Dataset excerpts ▸
+++

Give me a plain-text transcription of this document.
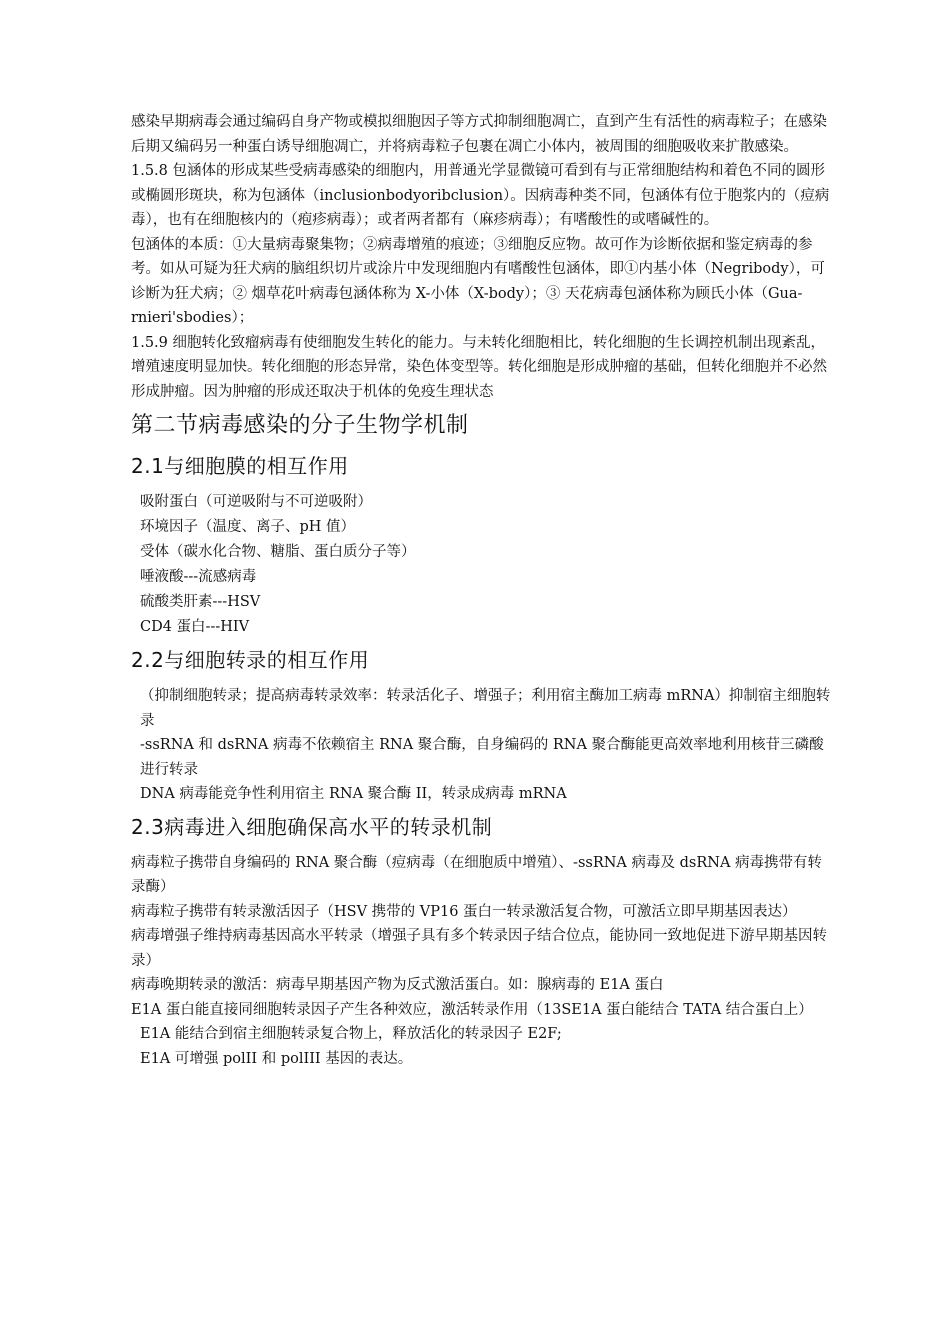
感染早期病毒会通过编码自身产物或模拟细胞因子等方式抑制细胞凋亡，直到产生有活性的病毒粒子；在感染后期又编码另一种蛋白诱导细胞凋亡，并将病毒粒子包裹在凋亡小体内，被周围的细胞吸收来扩散感染。

1.5.8 包涵体的形成某些受病毒感染的细胞内，用普通光学显微镜可看到有与正常细胞结构和着色不同的圆形或椭圆形斑块，称为包涵体（inclusionbodyoribclusion）。因病毒种类不同，包涵体有位于胞浆内的（痘病毒），也有在细胞核内的（疱疹病毒）；或者两者都有（麻疹病毒）；有嗜酸性的或嗜碱性的。

包涵体的本质：①大量病毒聚集物；②病毒增殖的痕迹；③细胞反应物。故可作为诊断依据和鉴定病毒的参考。如从可疑为狂犬病的脑组织切片或涂片中发现细胞内有嗜酸性包涵体，即①内基小体（Negribody），可诊断为狂犬病；② 烟草花叶病毒包涵体称为 X-小体（X-body）；③ 天花病毒包涵体称为顾氏小体（Gua-rnieri'sbodies）；

1.5.9 细胞转化致瘤病毒有使细胞发生转化的能力。与未转化细胞相比，转化细胞的生长调控机制出现紊乱，增殖速度明显加快。转化细胞的形态异常，染色体变型等。转化细胞是形成肿瘤的基础，但转化细胞并不必然形成肿瘤。因为肿瘤的形成还取决于机体的免疫生理状态

第二节病毒感染的分子生物学机制
2.1与细胞膜的相互作用
吸附蛋白（可逆吸附与不可逆吸附）
环境因子（温度、离子、pH 值）
受体（碳水化合物、糖脂、蛋白质分子等）
唾液酸---流感病毒
硫酸类肝素---HSV
CD4 蛋白---HIV
2.2与细胞转录的相互作用

（抑制细胞转录；提高病毒转录效率：转录活化子、增强子；利用宿主酶加工病毒 mRNA）抑制宿主细胞转录

-ssRNA 和 dsRNA 病毒不依赖宿主 RNA 聚合酶，自身编码的 RNA 聚合酶能更高效率地利用核苷三磷酸进行转录

DNA 病毒能竞争性利用宿主 RNA 聚合酶 II，转录成病毒 mRNA

2.3病毒进入细胞确保高水平的转录机制

病毒粒子携带自身编码的 RNA 聚合酶（痘病毒（在细胞质中增殖）、-ssRNA 病毒及 dsRNA 病毒携带有转录酶）

病毒粒子携带有转录激活因子（HSV 携带的 VP16 蛋白一转录激活复合物，可激活立即早期基因表达）

病毒增强子维持病毒基因高水平转录（增强子具有多个转录因子结合位点，能协同一致地促进下游早期基因转录）

病毒晚期转录的激活：病毒早期基因产物为反式激活蛋白。如：腺病毒的 E1A 蛋白

E1A 蛋白能直接同细胞转录因子产生各种效应，激活转录作用（13SE1A 蛋白能结合 TATA 结合蛋白上）

E1A 能结合到宿主细胞转录复合物上，释放活化的转录因子 E2F;

E1A 可增强 polII 和 polIII 基因的表达。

+++

Task ▸ Instructions for the listing above: set down every entry exactly and drop any image.

Output ▸
Give me a plain-text transcription of this document.
感染早期病毒会通过编码自身产物或模拟细胞因子等方式抑制细胞凋亡，直到产生有活性的病毒粒子；在感染后期又编码另一种蛋白诱导细胞凋亡，并将病毒粒子包裹在凋亡小体内，被周围的细胞吸收来扩散感染。

1.5.8 包涵体的形成某些受病毒感染的细胞内，用普通光学显微镜可看到有与正常细胞结构和着色不同的圆形或椭圆形斑块，称为包涵体（inclusionbodyoribclusion）。因病毒种类不同，包涵体有位于胞浆内的（痘病毒），也有在细胞核内的（疱疹病毒）；或者两者都有（麻疹病毒）；有嗜酸性的或嗜碱性的。

包涵体的本质：①大量病毒聚集物；②病毒增殖的痕迹；③细胞反应物。故可作为诊断依据和鉴定病毒的参考。如从可疑为狂犬病的脑组织切片或涂片中发现细胞内有嗜酸性包涵体，即①内基小体（Negribody），可诊断为狂犬病；② 烟草花叶病毒包涵体称为 X-小体（X-body）；③ 天花病毒包涵体称为顾氏小体（Gua-rnieri'sbodies）；

1.5.9 细胞转化致瘤病毒有使细胞发生转化的能力。与未转化细胞相比，转化细胞的生长调控机制出现紊乱，增殖速度明显加快。转化细胞的形态异常，染色体变型等。转化细胞是形成肿瘤的基础，但转化细胞并不必然形成肿瘤。因为肿瘤的形成还取决于机体的免疫生理状态

第二节病毒感染的分子生物学机制
2.1与细胞膜的相互作用
吸附蛋白（可逆吸附与不可逆吸附）
环境因子（温度、离子、pH 值）
受体（碳水化合物、糖脂、蛋白质分子等）
唾液酸---流感病毒
硫酸类肝素---HSV
CD4 蛋白---HIV
2.2与细胞转录的相互作用

（抑制细胞转录；提高病毒转录效率：转录活化子、增强子；利用宿主酶加工病毒 mRNA）抑制宿主细胞转录

-ssRNA 和 dsRNA 病毒不依赖宿主 RNA 聚合酶，自身编码的 RNA 聚合酶能更高效率地利用核苷三磷酸进行转录

DNA 病毒能竞争性利用宿主 RNA 聚合酶 II，转录成病毒 mRNA

2.3病毒进入细胞确保高水平的转录机制

病毒粒子携带自身编码的 RNA 聚合酶（痘病毒（在细胞质中增殖）、-ssRNA 病毒及 dsRNA 病毒携带有转录酶）

病毒粒子携带有转录激活因子（HSV 携带的 VP16 蛋白一转录激活复合物，可激活立即早期基因表达）

病毒增强子维持病毒基因高水平转录（增强子具有多个转录因子结合位点，能协同一致地促进下游早期基因转录）

病毒晚期转录的激活：病毒早期基因产物为反式激活蛋白。如：腺病毒的 E1A 蛋白

E1A 蛋白能直接同细胞转录因子产生各种效应，激活转录作用（13SE1A 蛋白能结合 TATA 结合蛋白上）

E1A 能结合到宿主细胞转录复合物上，释放活化的转录因子 E2F;

E1A 可增强 polII 和 polIII 基因的表达。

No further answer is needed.